Record list >>
╔══
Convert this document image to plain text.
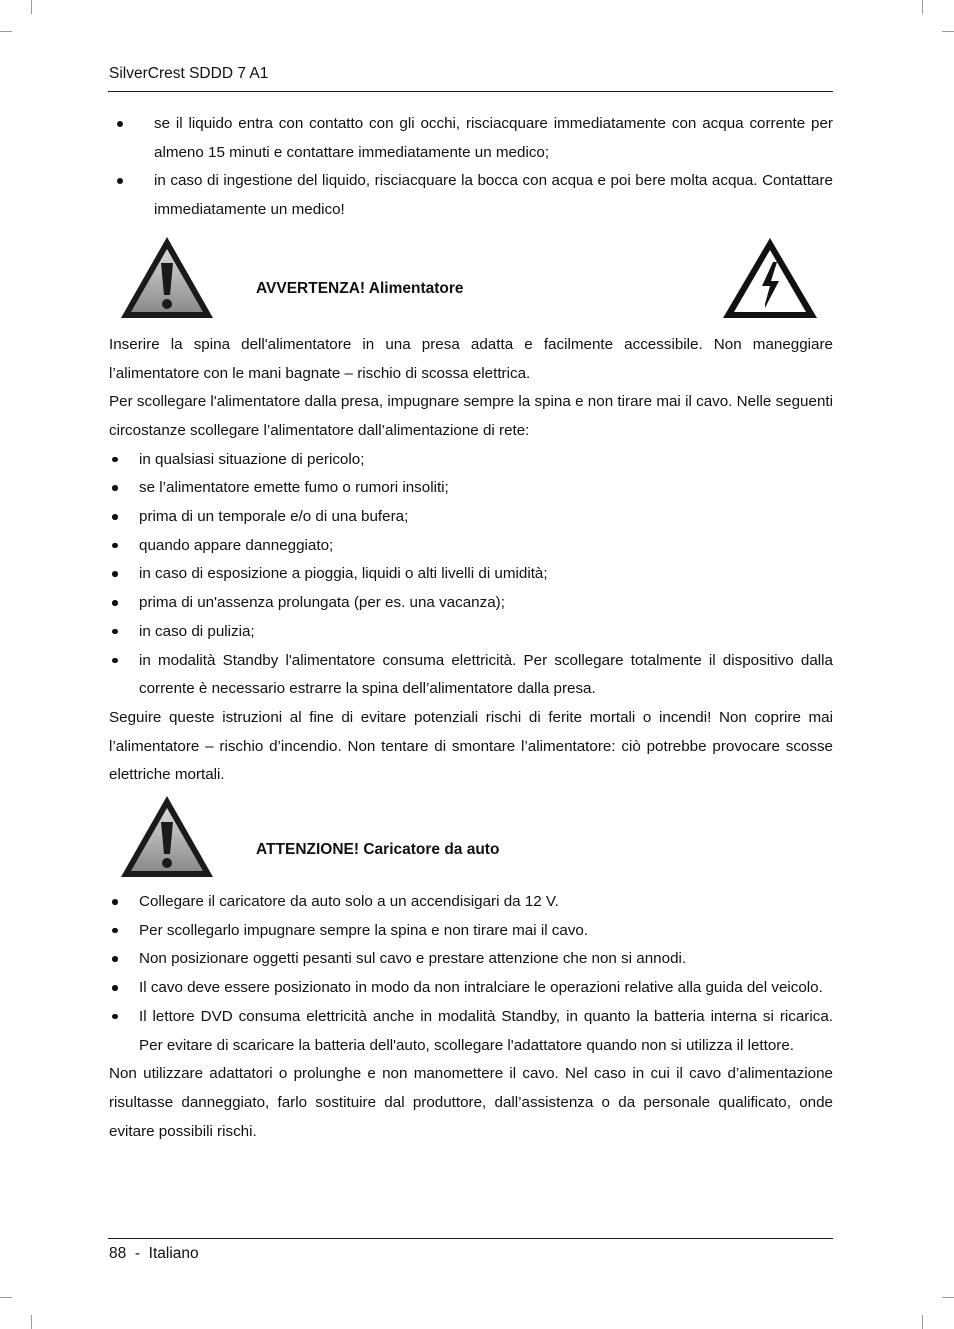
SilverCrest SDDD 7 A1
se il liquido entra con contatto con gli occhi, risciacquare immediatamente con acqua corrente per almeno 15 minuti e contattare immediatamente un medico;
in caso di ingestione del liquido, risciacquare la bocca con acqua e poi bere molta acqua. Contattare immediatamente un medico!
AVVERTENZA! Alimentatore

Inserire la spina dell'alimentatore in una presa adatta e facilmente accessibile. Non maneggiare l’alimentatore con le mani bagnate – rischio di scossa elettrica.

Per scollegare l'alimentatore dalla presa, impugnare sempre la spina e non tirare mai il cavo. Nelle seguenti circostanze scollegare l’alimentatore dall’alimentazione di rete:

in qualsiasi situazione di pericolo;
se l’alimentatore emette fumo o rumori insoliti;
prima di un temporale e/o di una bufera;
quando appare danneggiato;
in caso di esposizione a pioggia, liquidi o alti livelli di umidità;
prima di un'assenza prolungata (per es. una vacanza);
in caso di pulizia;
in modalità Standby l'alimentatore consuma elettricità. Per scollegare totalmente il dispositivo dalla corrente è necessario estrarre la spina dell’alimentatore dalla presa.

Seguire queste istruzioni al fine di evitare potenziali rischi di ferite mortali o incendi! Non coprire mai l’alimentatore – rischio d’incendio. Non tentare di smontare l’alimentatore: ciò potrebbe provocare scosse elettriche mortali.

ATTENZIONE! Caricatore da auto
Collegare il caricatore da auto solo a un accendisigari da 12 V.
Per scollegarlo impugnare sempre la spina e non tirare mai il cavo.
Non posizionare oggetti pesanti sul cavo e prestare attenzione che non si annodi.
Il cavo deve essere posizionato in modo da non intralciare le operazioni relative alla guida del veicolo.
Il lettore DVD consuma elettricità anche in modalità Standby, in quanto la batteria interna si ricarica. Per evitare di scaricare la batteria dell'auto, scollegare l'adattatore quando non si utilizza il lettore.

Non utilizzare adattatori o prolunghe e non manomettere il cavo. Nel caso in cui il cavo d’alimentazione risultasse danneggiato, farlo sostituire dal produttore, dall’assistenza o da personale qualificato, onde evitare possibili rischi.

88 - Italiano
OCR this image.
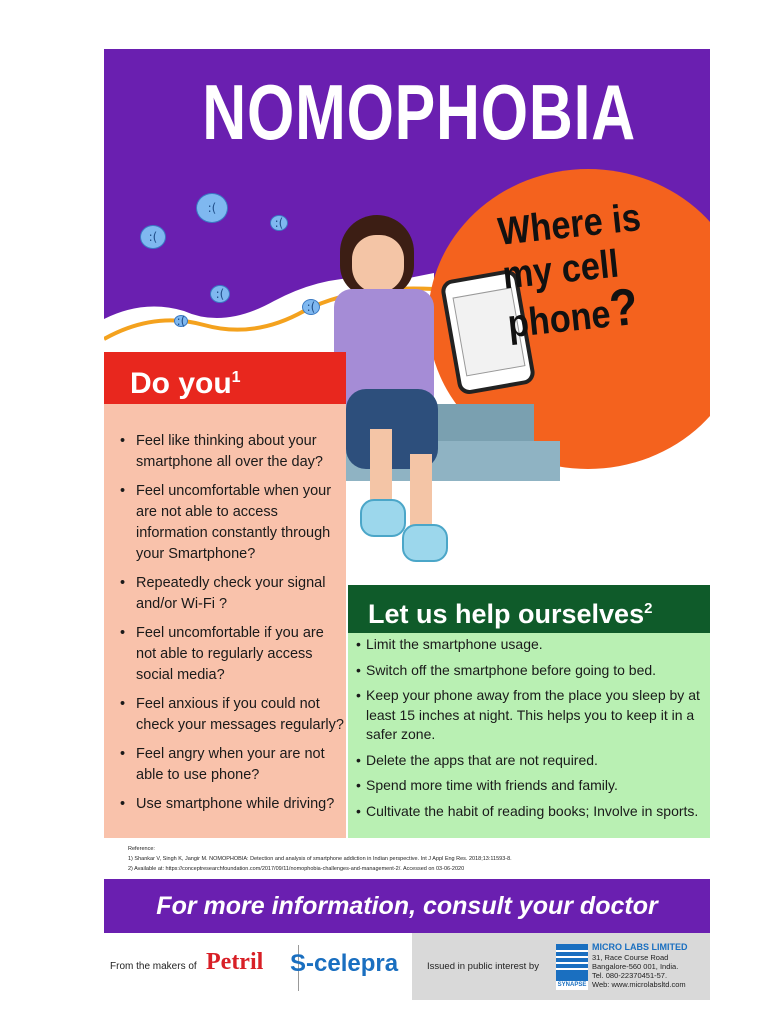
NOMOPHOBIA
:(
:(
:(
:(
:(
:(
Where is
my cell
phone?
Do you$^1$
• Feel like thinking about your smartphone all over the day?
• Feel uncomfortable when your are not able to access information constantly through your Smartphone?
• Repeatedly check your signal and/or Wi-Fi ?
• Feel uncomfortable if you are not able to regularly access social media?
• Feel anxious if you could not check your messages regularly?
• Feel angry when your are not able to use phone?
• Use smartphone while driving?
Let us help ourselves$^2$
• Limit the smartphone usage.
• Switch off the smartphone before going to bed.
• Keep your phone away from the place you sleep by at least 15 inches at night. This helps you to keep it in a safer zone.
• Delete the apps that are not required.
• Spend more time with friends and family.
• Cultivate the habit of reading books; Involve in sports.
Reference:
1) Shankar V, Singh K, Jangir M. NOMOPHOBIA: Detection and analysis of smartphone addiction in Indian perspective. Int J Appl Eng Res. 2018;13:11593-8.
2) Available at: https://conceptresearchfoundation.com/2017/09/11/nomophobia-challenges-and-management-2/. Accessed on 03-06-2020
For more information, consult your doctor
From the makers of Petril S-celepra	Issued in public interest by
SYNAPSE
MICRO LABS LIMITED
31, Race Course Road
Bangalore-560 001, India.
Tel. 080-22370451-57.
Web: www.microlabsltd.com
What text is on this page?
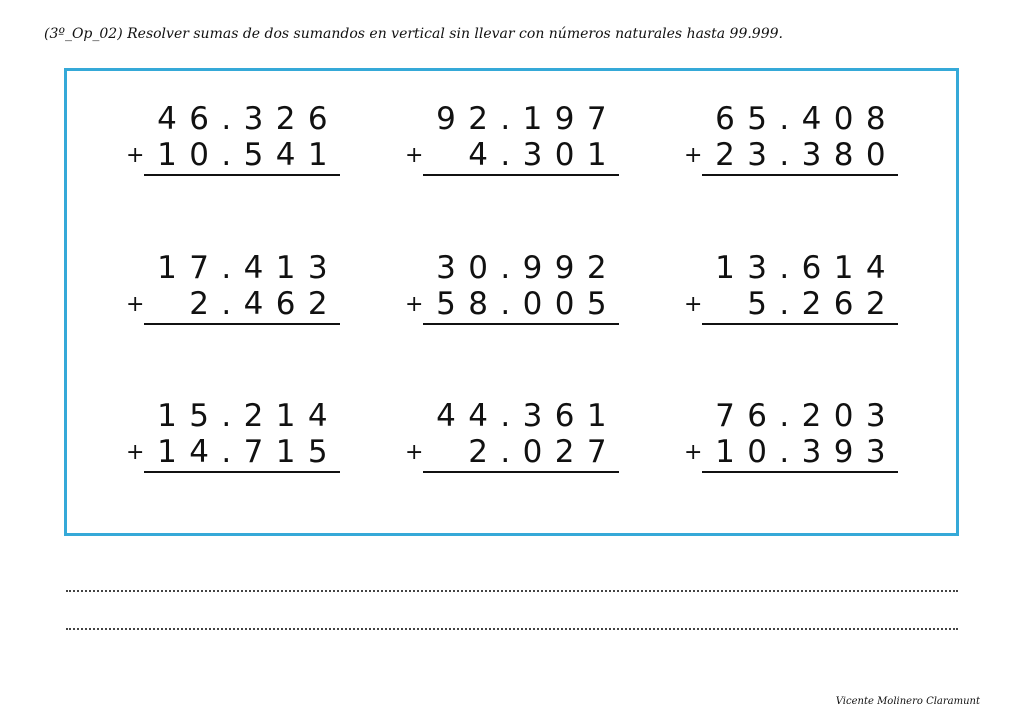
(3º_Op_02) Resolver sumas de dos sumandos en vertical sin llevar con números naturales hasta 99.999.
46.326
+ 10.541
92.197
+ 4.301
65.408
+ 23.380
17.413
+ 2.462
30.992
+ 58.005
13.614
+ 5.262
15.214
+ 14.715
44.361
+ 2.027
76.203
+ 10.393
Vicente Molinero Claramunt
╚══
╔══
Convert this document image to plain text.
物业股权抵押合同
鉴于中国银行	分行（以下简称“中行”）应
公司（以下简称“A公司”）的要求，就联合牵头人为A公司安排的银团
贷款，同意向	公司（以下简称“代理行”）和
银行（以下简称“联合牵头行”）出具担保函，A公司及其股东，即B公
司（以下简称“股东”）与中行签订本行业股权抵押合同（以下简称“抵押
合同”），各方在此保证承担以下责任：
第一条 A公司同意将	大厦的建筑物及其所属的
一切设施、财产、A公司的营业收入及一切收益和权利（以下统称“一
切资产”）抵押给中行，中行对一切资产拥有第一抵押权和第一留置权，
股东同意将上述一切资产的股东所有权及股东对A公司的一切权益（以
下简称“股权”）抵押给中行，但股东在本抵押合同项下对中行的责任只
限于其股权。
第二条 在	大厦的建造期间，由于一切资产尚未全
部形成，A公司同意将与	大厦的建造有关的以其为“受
╚══
╔══
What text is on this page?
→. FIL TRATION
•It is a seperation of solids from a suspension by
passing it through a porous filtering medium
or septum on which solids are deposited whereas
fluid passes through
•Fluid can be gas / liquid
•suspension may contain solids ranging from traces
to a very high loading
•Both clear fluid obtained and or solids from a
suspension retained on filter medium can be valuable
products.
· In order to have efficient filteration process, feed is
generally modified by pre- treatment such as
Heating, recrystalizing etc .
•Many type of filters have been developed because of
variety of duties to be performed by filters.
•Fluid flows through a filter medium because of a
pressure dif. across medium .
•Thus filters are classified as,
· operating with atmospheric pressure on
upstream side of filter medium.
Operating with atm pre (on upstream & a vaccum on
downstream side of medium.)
╚══
Find each line holding "with". Copy it out.

Answer to this exercise >>
• Spend more time with friends and family.
· operating with atmospheric pressure on
Operating with atm pre (on upstream & a vaccum on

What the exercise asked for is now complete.